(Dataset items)
________________________________________
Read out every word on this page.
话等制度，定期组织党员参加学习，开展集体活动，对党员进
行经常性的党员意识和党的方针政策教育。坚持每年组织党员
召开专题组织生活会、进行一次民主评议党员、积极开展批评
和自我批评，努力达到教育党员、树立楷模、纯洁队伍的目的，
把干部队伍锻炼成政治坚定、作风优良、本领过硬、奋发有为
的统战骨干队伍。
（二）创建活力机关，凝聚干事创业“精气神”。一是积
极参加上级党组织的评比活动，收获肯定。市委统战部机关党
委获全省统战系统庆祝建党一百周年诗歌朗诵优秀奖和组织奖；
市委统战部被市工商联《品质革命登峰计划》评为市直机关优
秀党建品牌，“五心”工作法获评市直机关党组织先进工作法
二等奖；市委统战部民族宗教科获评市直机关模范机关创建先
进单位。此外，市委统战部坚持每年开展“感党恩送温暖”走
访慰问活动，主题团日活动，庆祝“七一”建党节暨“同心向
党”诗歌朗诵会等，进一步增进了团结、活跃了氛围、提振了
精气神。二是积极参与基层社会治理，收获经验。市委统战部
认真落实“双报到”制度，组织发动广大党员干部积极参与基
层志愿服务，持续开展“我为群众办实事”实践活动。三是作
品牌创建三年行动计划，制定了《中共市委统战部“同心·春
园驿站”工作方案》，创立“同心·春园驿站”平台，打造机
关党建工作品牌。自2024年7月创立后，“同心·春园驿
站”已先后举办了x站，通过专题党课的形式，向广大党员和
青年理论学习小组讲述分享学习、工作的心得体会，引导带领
________________________________________
• The task
Extract all of the material exactly as it is written.

• Solved problem
Read out every word on this page.
话等制度，定期组织党员参加学习，开展集体活动，对党员进
行经常性的党员意识和党的方针政策教育。坚持每年组织党员
召开专题组织生活会、进行一次民主评议党员、积极开展批评
和自我批评，努力达到教育党员、树立楷模、纯洁队伍的目的，
把干部队伍锻炼成政治坚定、作风优良、本领过硬、奋发有为
的统战骨干队伍。
（二）创建活力机关，凝聚干事创业“精气神”。一是积
极参加上级党组织的评比活动，收获肯定。市委统战部机关党
委获全省统战系统庆祝建党一百周年诗歌朗诵优秀奖和组织奖；
市委统战部被市工商联《品质革命登峰计划》评为市直机关优
秀党建品牌，“五心”工作法获评市直机关党组织先进工作法
二等奖；市委统战部民族宗教科获评市直机关模范机关创建先
进单位。此外，市委统战部坚持每年开展“感党恩送温暖”走
访慰问活动，主题团日活动，庆祝“七一”建党节暨“同心向
党”诗歌朗诵会等，进一步增进了团结、活跃了氛围、提振了
精气神。二是积极参与基层社会治理，收获经验。市委统战部
认真落实“双报到”制度，组织发动广大党员干部积极参与基
层志愿服务，持续开展“我为群众办实事”实践活动。三是作
品牌创建三年行动计划，制定了《中共市委统战部“同心·春
园驿站”工作方案》，创立“同心·春园驿站”平台，打造机
关党建工作品牌。自2024年7月创立后，“同心·春园驿
站”已先后举办了x站，通过专题党课的形式，向广大党员和
青年理论学习小组讲述分享学习、工作的心得体会，引导带领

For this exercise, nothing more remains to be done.